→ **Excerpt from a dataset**

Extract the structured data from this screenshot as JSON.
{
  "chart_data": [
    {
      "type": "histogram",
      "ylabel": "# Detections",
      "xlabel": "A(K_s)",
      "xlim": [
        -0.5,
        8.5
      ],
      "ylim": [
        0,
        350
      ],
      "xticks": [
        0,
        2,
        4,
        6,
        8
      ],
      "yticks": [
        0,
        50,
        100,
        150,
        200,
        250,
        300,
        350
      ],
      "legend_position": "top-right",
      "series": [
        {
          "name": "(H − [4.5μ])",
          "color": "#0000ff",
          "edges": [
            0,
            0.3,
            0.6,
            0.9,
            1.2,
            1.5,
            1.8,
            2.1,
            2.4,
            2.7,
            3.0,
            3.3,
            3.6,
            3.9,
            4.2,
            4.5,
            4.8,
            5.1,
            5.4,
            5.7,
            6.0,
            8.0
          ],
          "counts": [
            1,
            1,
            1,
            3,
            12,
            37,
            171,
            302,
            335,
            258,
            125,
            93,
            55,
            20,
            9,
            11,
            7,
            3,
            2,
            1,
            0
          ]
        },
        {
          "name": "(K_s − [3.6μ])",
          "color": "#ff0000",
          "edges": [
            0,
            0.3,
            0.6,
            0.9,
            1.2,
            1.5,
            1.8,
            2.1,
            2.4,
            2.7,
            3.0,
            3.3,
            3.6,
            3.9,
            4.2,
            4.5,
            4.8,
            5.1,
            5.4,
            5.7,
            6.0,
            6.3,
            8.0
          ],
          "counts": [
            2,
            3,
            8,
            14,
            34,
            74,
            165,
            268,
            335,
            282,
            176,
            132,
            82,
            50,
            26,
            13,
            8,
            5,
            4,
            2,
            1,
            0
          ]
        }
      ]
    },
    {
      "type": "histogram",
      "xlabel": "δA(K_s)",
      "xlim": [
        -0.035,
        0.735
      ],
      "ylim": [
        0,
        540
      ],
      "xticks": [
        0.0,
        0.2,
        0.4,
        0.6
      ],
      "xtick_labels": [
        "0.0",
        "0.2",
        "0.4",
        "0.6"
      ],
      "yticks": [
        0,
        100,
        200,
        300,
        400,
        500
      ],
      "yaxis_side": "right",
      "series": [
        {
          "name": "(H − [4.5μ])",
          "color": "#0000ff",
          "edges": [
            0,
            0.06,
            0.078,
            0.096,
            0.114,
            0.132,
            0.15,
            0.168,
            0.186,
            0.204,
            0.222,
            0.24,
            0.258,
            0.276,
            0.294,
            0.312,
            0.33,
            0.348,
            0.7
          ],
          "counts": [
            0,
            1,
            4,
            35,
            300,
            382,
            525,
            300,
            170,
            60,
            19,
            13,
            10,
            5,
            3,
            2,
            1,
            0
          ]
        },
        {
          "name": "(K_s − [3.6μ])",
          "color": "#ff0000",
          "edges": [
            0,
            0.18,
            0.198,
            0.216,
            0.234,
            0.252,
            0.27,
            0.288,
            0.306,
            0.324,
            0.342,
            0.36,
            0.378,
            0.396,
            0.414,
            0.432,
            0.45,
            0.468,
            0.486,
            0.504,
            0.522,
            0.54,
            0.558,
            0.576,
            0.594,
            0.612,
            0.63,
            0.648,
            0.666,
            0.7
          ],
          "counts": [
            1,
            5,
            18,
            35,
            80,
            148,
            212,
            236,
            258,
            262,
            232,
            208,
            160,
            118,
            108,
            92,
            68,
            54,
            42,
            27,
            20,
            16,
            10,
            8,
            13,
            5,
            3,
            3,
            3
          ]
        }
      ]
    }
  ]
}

==

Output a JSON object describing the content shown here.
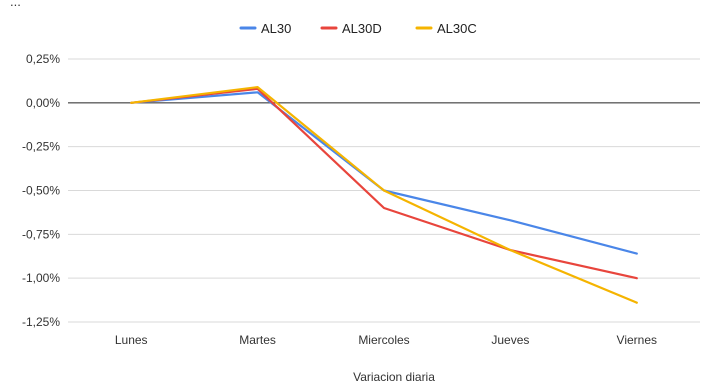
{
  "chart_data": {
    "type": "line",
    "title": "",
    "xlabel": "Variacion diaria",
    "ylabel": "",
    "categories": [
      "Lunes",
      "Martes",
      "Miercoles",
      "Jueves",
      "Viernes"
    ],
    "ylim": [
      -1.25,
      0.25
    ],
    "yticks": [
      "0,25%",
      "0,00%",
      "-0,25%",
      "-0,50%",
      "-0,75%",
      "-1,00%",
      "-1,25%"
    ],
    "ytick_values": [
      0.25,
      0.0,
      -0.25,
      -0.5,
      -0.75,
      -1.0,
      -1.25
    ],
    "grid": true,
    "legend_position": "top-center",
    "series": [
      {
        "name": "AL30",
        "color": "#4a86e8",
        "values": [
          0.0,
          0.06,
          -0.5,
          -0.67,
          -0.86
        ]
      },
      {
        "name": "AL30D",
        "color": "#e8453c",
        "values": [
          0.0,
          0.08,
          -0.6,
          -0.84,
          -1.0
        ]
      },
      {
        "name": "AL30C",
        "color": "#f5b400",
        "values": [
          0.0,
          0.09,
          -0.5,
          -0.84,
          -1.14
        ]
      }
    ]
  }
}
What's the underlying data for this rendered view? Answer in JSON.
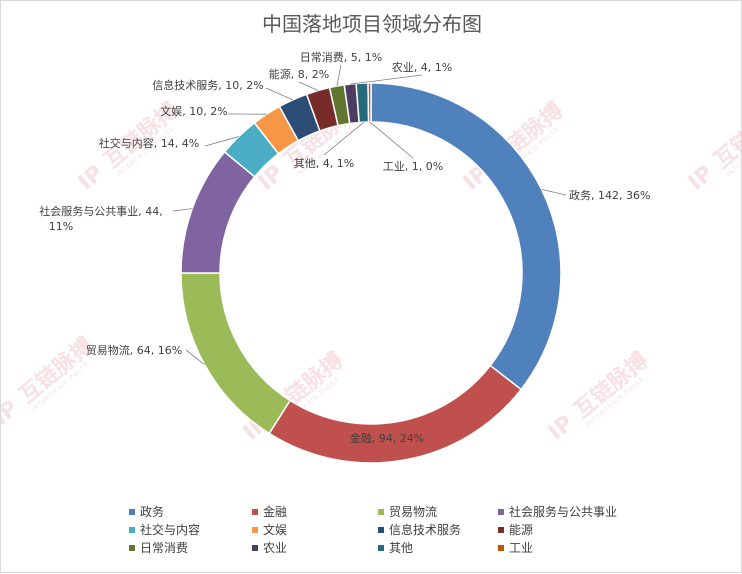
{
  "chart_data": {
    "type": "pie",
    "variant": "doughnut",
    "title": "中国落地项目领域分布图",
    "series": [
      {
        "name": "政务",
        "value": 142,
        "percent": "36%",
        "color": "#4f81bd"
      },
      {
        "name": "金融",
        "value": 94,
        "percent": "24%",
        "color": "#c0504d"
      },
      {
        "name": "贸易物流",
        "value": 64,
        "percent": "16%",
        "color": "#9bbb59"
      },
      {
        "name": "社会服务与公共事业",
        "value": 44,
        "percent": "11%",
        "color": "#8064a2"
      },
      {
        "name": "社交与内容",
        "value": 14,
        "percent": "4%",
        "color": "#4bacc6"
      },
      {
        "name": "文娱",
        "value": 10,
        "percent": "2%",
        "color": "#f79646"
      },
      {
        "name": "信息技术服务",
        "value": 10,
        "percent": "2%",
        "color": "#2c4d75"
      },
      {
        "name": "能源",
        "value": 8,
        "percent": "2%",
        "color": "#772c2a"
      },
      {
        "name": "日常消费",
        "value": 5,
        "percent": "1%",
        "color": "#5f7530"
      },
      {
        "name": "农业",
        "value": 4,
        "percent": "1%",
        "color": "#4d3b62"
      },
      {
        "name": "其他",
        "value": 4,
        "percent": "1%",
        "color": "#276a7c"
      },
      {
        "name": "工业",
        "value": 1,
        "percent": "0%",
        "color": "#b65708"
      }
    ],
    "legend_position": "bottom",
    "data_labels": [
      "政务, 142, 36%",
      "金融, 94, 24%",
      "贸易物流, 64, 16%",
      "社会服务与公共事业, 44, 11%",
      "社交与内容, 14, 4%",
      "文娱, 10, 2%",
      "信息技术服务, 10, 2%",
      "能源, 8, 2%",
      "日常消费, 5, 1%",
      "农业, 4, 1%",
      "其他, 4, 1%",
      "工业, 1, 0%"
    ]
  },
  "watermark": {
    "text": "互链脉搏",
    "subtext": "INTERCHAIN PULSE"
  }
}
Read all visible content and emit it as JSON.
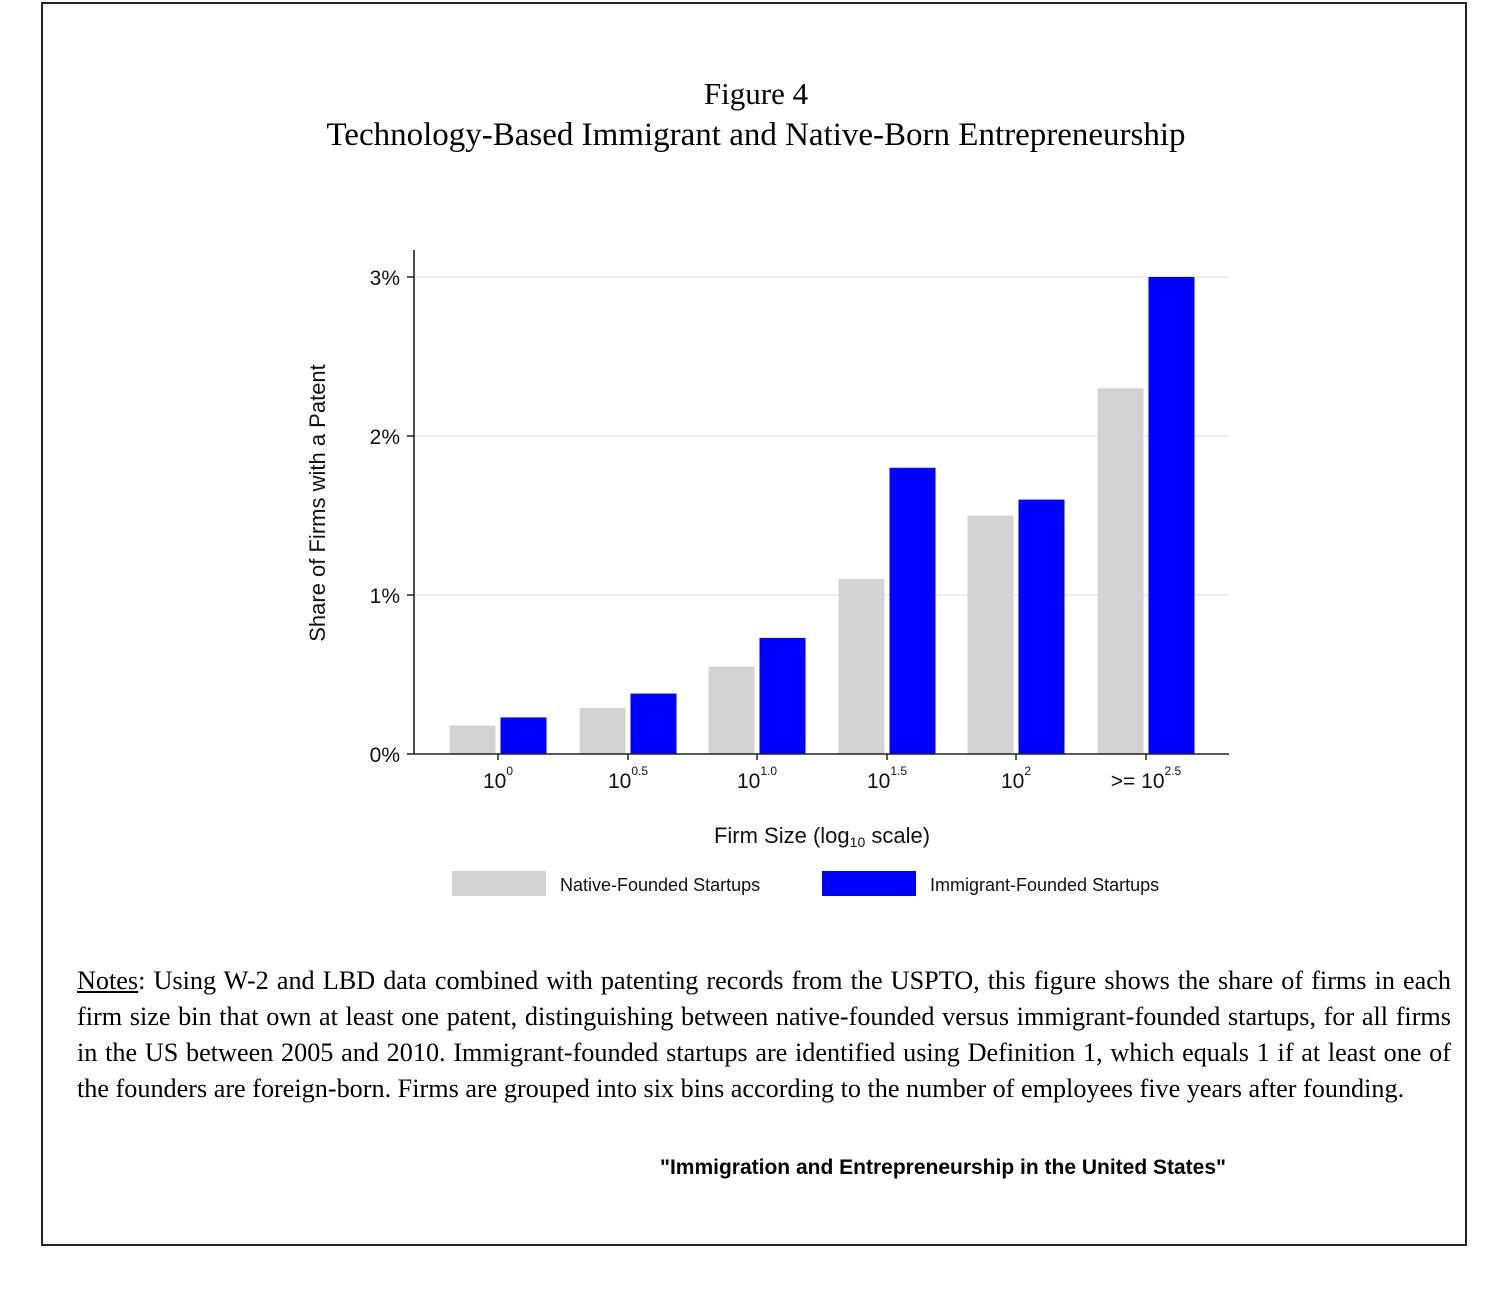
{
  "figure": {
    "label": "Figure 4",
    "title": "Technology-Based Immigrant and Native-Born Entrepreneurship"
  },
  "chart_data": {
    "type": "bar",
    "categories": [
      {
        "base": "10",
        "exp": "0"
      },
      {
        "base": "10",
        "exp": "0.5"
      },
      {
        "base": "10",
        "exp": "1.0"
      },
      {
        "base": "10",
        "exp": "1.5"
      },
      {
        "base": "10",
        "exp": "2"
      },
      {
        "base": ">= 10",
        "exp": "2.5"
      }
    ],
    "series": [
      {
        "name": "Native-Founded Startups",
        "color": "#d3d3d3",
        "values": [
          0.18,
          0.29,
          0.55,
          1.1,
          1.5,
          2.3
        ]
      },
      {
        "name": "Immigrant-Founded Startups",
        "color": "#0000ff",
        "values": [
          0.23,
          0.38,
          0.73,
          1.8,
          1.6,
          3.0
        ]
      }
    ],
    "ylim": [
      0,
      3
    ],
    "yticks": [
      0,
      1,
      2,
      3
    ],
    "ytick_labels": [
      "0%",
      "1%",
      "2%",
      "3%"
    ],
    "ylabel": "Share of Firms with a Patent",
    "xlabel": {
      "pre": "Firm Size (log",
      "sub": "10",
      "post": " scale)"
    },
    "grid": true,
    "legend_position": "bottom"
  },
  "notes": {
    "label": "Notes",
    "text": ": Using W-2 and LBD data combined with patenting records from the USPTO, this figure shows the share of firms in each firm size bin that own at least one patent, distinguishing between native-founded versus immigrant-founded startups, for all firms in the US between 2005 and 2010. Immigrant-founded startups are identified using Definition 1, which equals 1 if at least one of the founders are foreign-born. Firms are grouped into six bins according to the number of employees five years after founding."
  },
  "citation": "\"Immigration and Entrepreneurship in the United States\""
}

→ **EXERCISE DETAILS**
Find the word "title" in the data and show each line that holds it.

→ **SOLVED PROBLEM**
    "title": "",
    "title": "中国落地项目领域分布图",
    "title": "Technology-Based Immigrant and Native-Born Entrepreneurship"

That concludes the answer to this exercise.